>> begin MATERIAL FOR THIS EXERCISE
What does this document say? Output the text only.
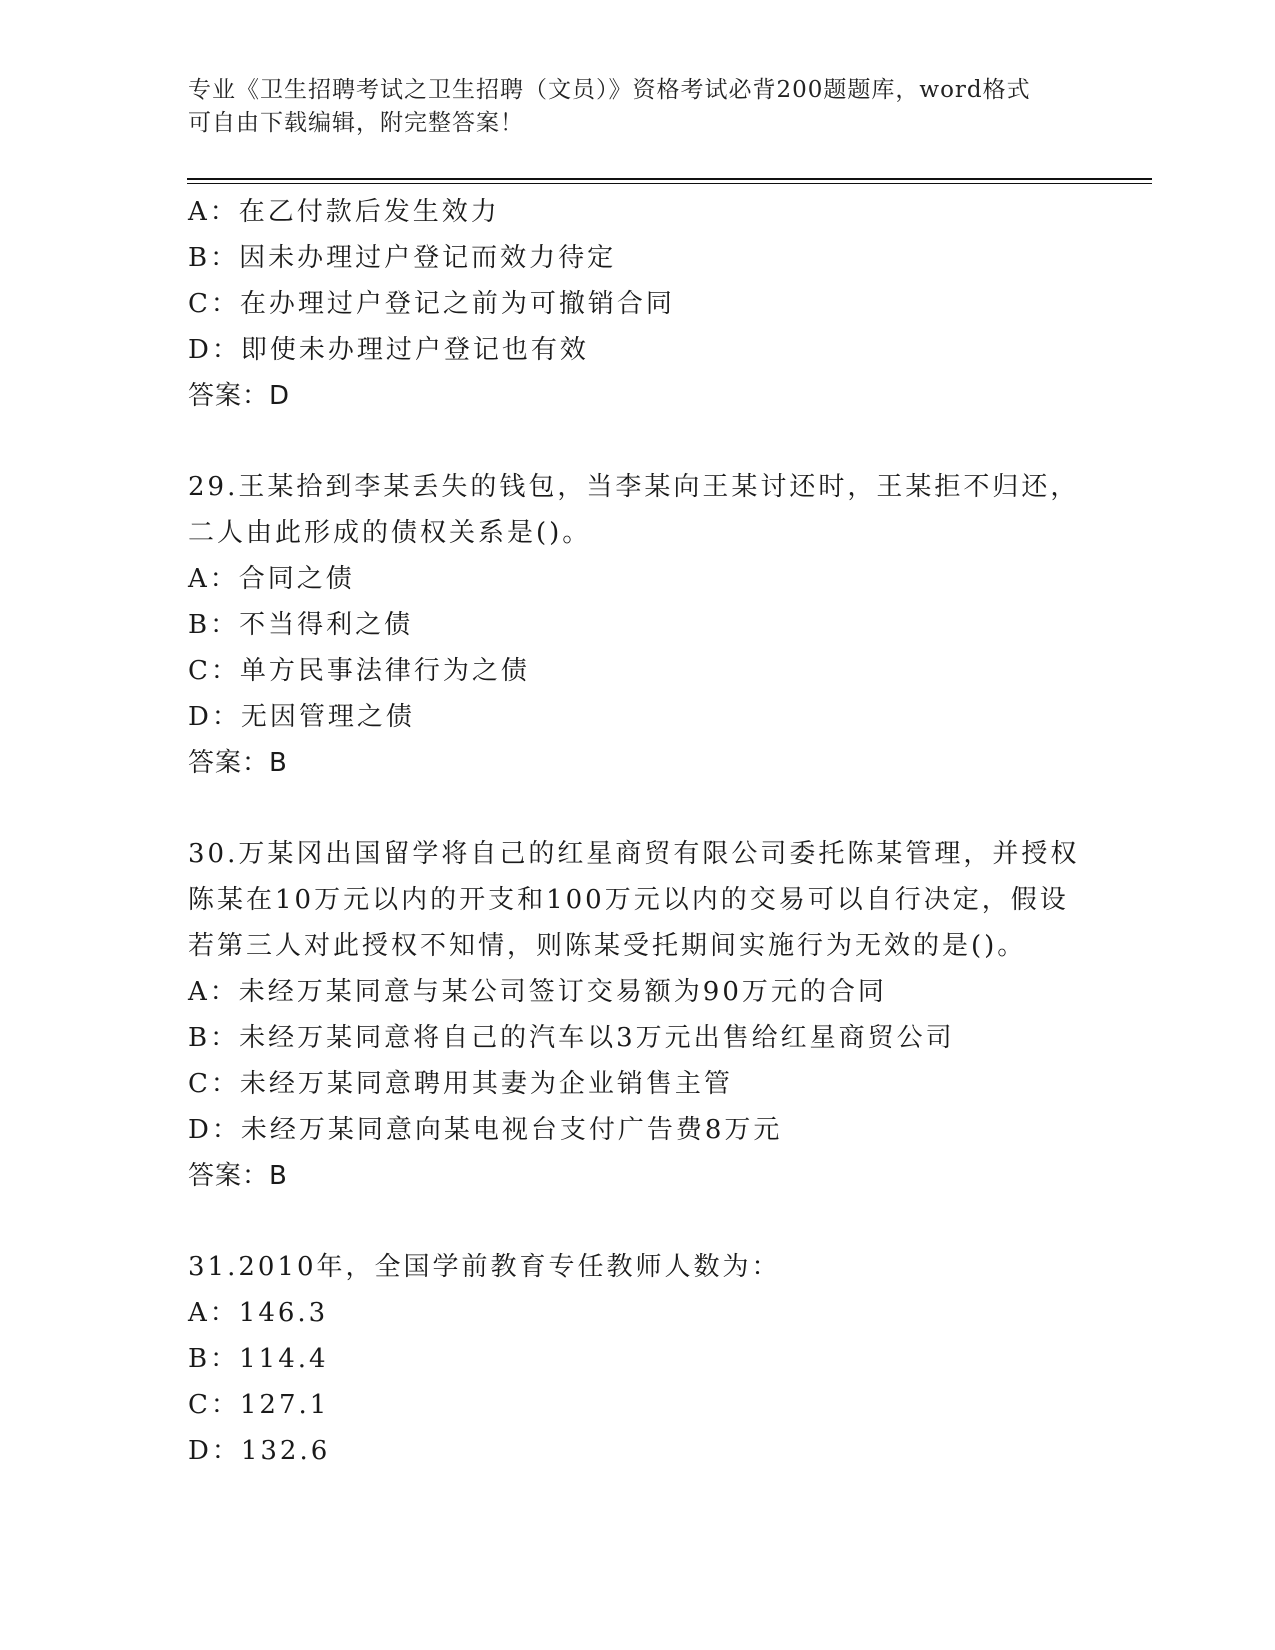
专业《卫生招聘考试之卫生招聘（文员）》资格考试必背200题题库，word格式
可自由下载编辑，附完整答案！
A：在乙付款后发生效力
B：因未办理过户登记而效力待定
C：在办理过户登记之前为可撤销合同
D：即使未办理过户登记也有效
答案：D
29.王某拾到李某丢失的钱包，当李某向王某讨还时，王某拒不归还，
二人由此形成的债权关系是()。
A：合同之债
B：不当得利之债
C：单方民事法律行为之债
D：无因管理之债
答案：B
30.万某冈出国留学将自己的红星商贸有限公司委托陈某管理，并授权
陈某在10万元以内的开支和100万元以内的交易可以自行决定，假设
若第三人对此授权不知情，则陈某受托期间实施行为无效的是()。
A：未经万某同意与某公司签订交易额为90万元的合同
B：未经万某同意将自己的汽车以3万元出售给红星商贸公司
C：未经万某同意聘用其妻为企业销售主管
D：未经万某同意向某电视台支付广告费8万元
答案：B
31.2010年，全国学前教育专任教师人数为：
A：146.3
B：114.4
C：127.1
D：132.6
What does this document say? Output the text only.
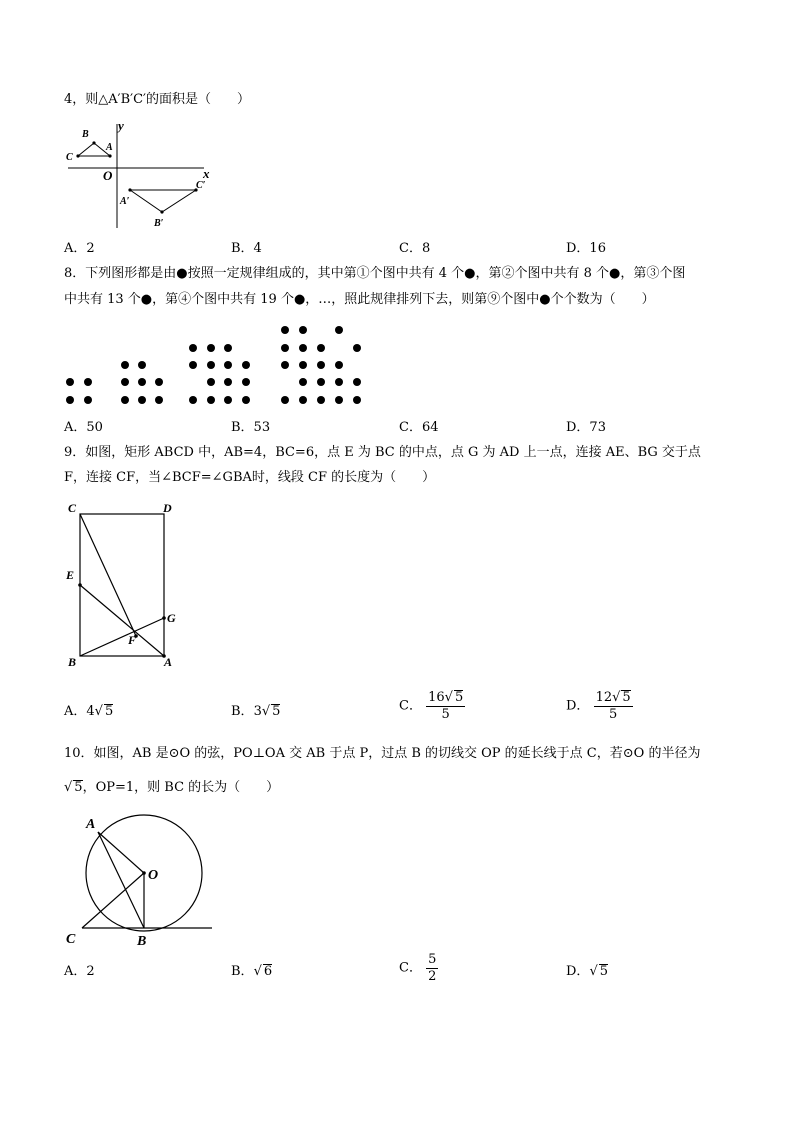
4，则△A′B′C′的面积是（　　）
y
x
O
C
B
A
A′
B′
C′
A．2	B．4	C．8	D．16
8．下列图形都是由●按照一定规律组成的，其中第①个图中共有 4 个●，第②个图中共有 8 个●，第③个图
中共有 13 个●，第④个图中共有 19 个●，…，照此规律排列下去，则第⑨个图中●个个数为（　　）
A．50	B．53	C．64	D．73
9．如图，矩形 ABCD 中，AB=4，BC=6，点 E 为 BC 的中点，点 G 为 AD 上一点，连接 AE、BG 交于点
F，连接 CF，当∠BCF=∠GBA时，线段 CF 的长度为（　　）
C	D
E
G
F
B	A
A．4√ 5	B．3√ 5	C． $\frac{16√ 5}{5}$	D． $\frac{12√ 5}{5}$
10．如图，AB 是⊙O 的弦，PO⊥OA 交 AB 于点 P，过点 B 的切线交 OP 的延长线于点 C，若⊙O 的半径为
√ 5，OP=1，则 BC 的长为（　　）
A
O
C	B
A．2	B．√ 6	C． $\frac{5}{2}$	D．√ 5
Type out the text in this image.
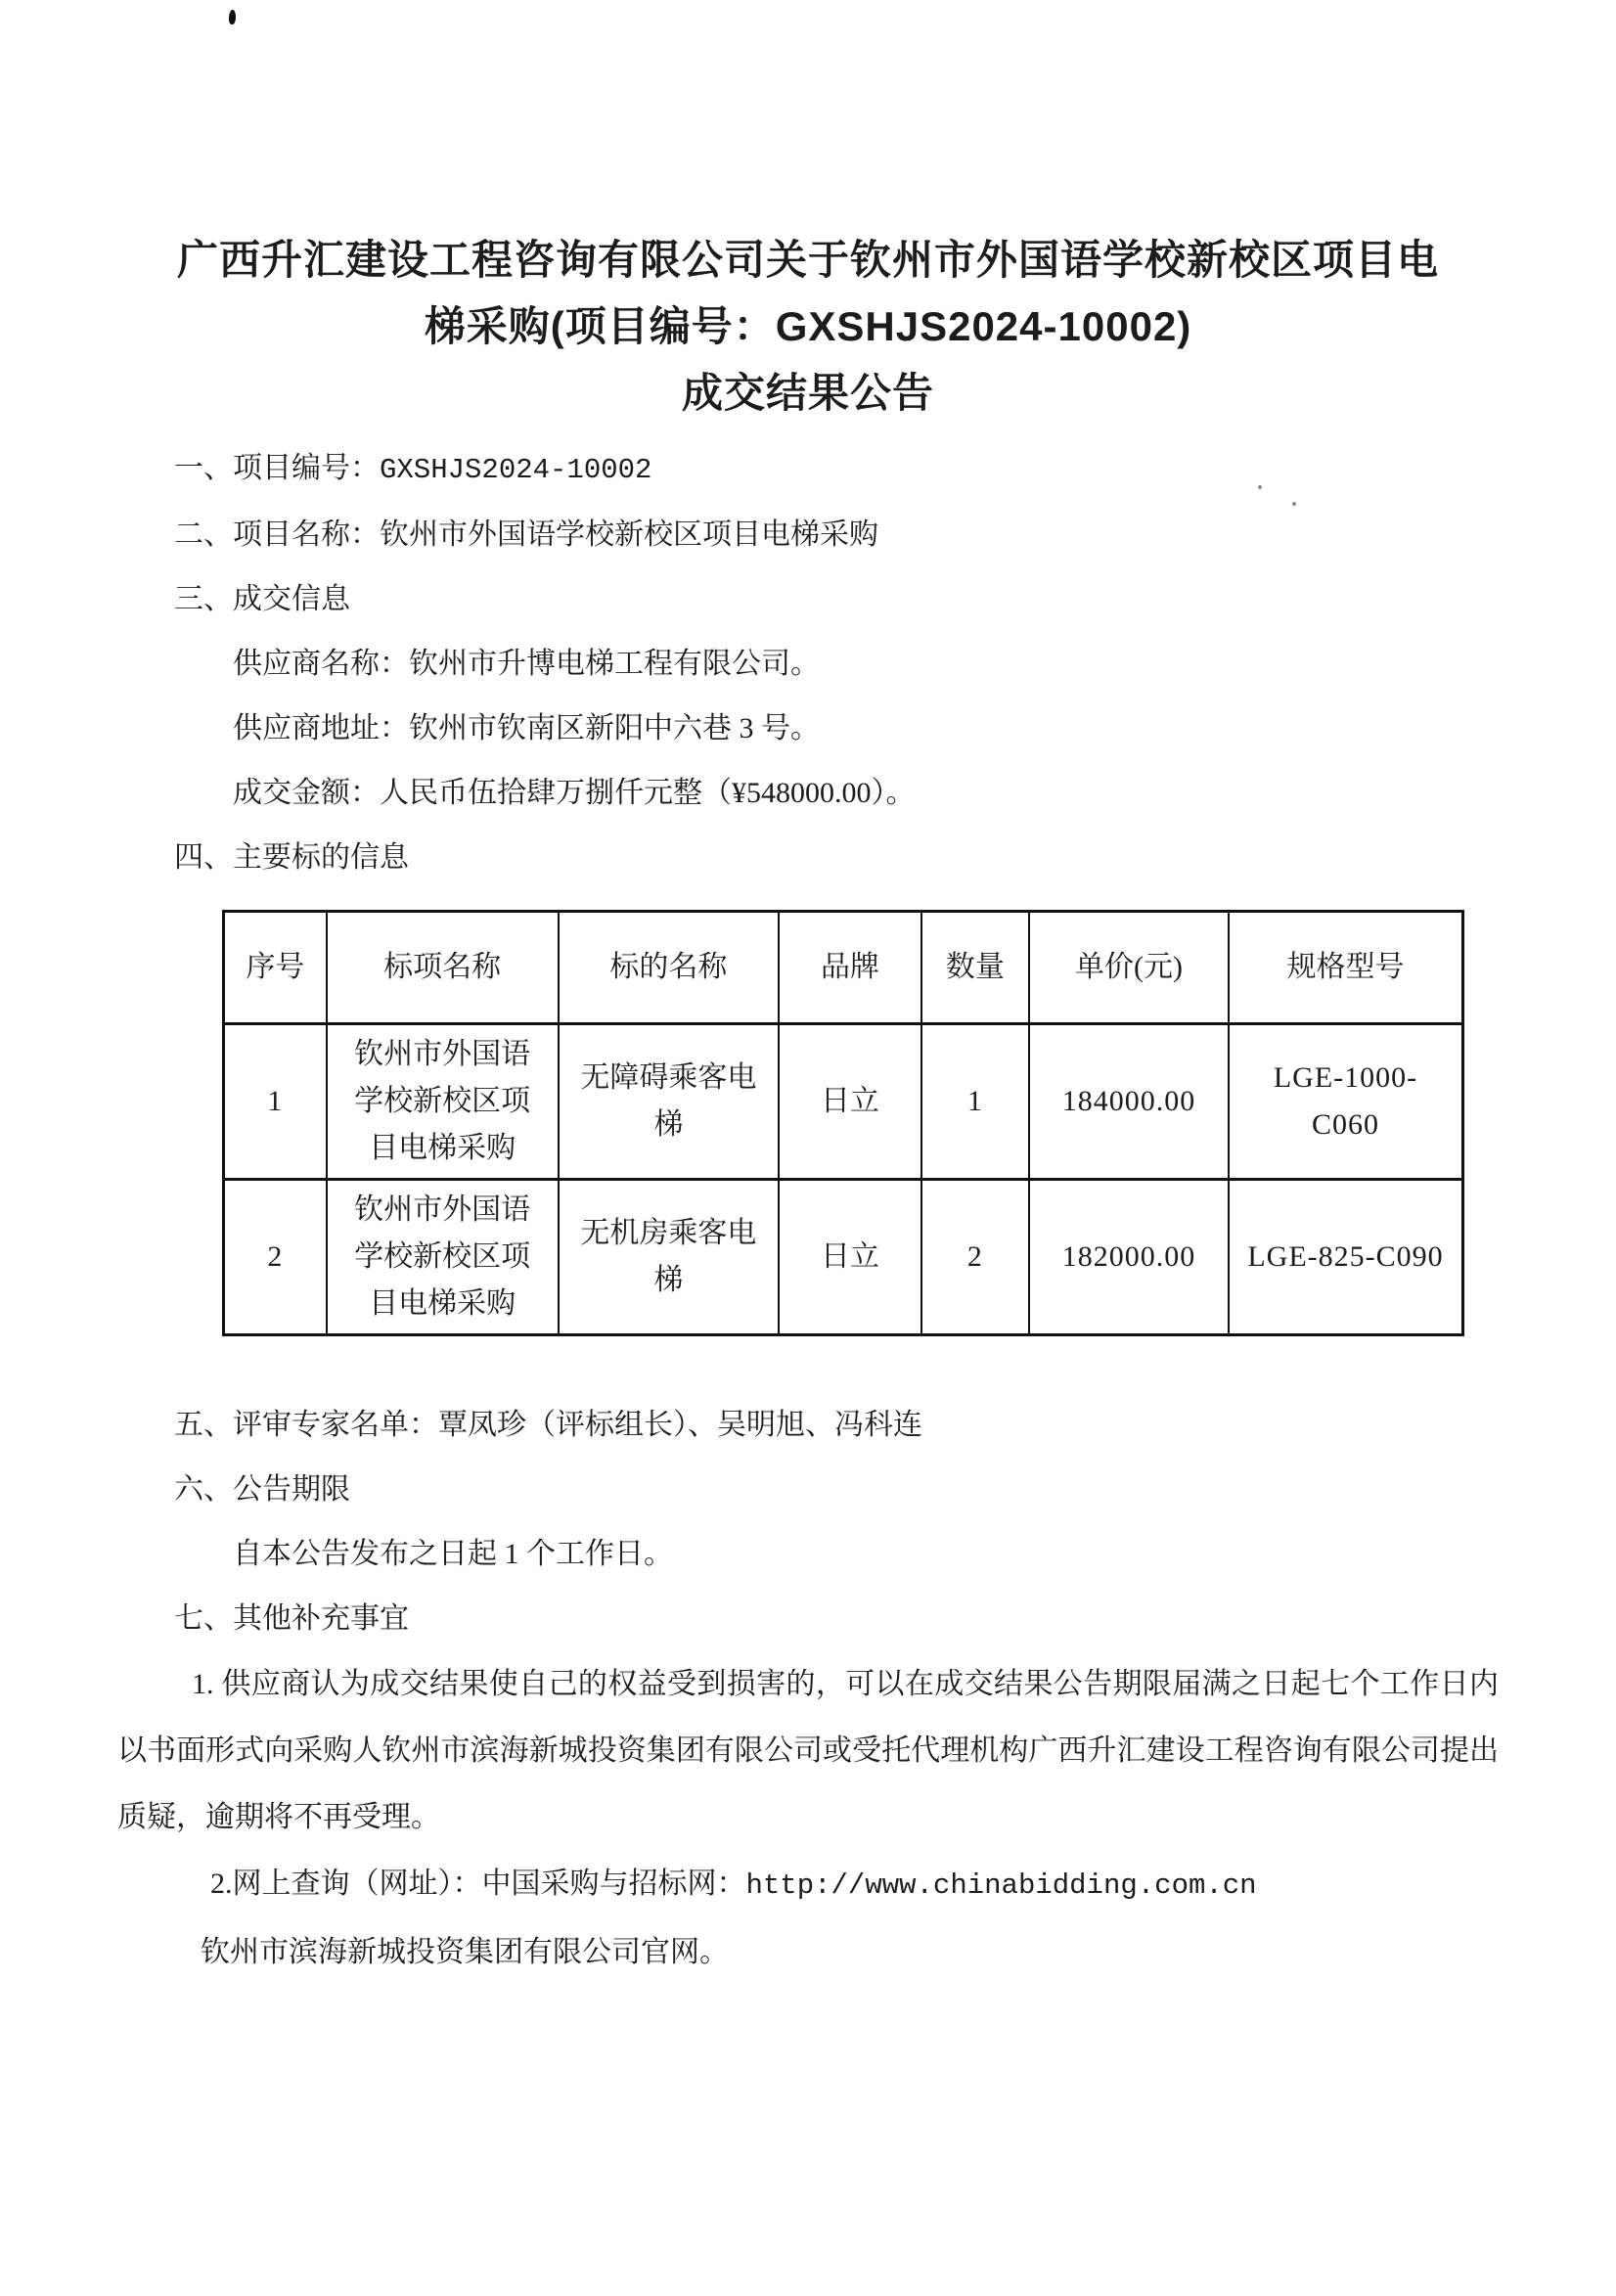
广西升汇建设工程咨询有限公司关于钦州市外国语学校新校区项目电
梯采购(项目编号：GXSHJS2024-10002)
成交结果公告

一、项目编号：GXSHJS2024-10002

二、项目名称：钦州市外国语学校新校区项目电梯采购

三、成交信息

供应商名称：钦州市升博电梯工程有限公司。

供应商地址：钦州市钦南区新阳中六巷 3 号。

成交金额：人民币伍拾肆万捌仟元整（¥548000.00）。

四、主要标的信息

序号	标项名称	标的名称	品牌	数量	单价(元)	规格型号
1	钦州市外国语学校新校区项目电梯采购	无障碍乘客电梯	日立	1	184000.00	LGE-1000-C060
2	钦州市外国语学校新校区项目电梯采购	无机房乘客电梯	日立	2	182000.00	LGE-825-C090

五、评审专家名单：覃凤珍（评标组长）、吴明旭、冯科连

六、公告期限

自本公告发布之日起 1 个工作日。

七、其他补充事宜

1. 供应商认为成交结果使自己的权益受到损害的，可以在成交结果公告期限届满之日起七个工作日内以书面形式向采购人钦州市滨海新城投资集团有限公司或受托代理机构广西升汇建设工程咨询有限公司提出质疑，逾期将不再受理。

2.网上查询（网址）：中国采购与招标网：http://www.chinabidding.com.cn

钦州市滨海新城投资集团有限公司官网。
>> end MATERIAL FOR THIS EXERCISE
REQUEST
Reproduce the listing exactly. Leave its pictures out.

RESULT FOR THIS TASK
What does this document say? Output the text only.
专业《卫生招聘考试之卫生招聘（文员）》资格考试必背200题题库，word格式
可自由下载编辑，附完整答案！
A：在乙付款后发生效力
B：因未办理过户登记而效力待定
C：在办理过户登记之前为可撤销合同
D：即使未办理过户登记也有效
答案：D
29.王某拾到李某丢失的钱包，当李某向王某讨还时，王某拒不归还，
二人由此形成的债权关系是()。
A：合同之债
B：不当得利之债
C：单方民事法律行为之债
D：无因管理之债
答案：B
30.万某冈出国留学将自己的红星商贸有限公司委托陈某管理，并授权
陈某在10万元以内的开支和100万元以内的交易可以自行决定，假设
若第三人对此授权不知情，则陈某受托期间实施行为无效的是()。
A：未经万某同意与某公司签订交易额为90万元的合同
B：未经万某同意将自己的汽车以3万元出售给红星商贸公司
C：未经万某同意聘用其妻为企业销售主管
D：未经万某同意向某电视台支付广告费8万元
答案：B
31.2010年，全国学前教育专任教师人数为：
A：146.3
B：114.4
C：127.1
D：132.6
What does this document say? Output the text only.
4，则△A′B′C′的面积是（　　）
y
x
O
C
B
A
A′
B′
C′
A．2	B．4	C．8	D．16
8．下列图形都是由●按照一定规律组成的，其中第①个图中共有 4 个●，第②个图中共有 8 个●，第③个图
中共有 13 个●，第④个图中共有 19 个●，…，照此规律排列下去，则第⑨个图中●个个数为（　　）
A．50	B．53	C．64	D．73
9．如图，矩形 ABCD 中，AB=4，BC=6，点 E 为 BC 的中点，点 G 为 AD 上一点，连接 AE、BG 交于点
F，连接 CF，当∠BCF=∠GBA时，线段 CF 的长度为（　　）
C	D
E
G
F
B	A
A．4√ 5	B．3√ 5	C． $\frac{16√ 5}{5}$	D． $\frac{12√ 5}{5}$
10．如图，AB 是⊙O 的弦，PO⊥OA 交 AB 于点 P，过点 B 的切线交 OP 的延长线于点 C，若⊙O 的半径为
√ 5，OP=1，则 BC 的长为（　　）
A
O
C	B
A．2	B．√ 6	C． $\frac{5}{2}$	D．√ 5
Type out the text in this image.
广西升汇建设工程咨询有限公司关于钦州市外国语学校新校区项目电
梯采购(项目编号：GXSHJS2024-10002)
成交结果公告

一、项目编号：GXSHJS2024-10002

二、项目名称：钦州市外国语学校新校区项目电梯采购

三、成交信息

供应商名称：钦州市升博电梯工程有限公司。

供应商地址：钦州市钦南区新阳中六巷 3 号。

成交金额：人民币伍拾肆万捌仟元整（¥548000.00）。

四、主要标的信息

序号	标项名称	标的名称	品牌	数量	单价(元)	规格型号
1	钦州市外国语学校新校区项目电梯采购	无障碍乘客电梯	日立	1	184000.00	LGE-1000-C060
2	钦州市外国语学校新校区项目电梯采购	无机房乘客电梯	日立	2	182000.00	LGE-825-C090

五、评审专家名单：覃凤珍（评标组长）、吴明旭、冯科连

六、公告期限

自本公告发布之日起 1 个工作日。

七、其他补充事宜

1. 供应商认为成交结果使自己的权益受到损害的，可以在成交结果公告期限届满之日起七个工作日内以书面形式向采购人钦州市滨海新城投资集团有限公司或受托代理机构广西升汇建设工程咨询有限公司提出质疑，逾期将不再受理。

2.网上查询（网址）：中国采购与招标网：http://www.chinabidding.com.cn

钦州市滨海新城投资集团有限公司官网。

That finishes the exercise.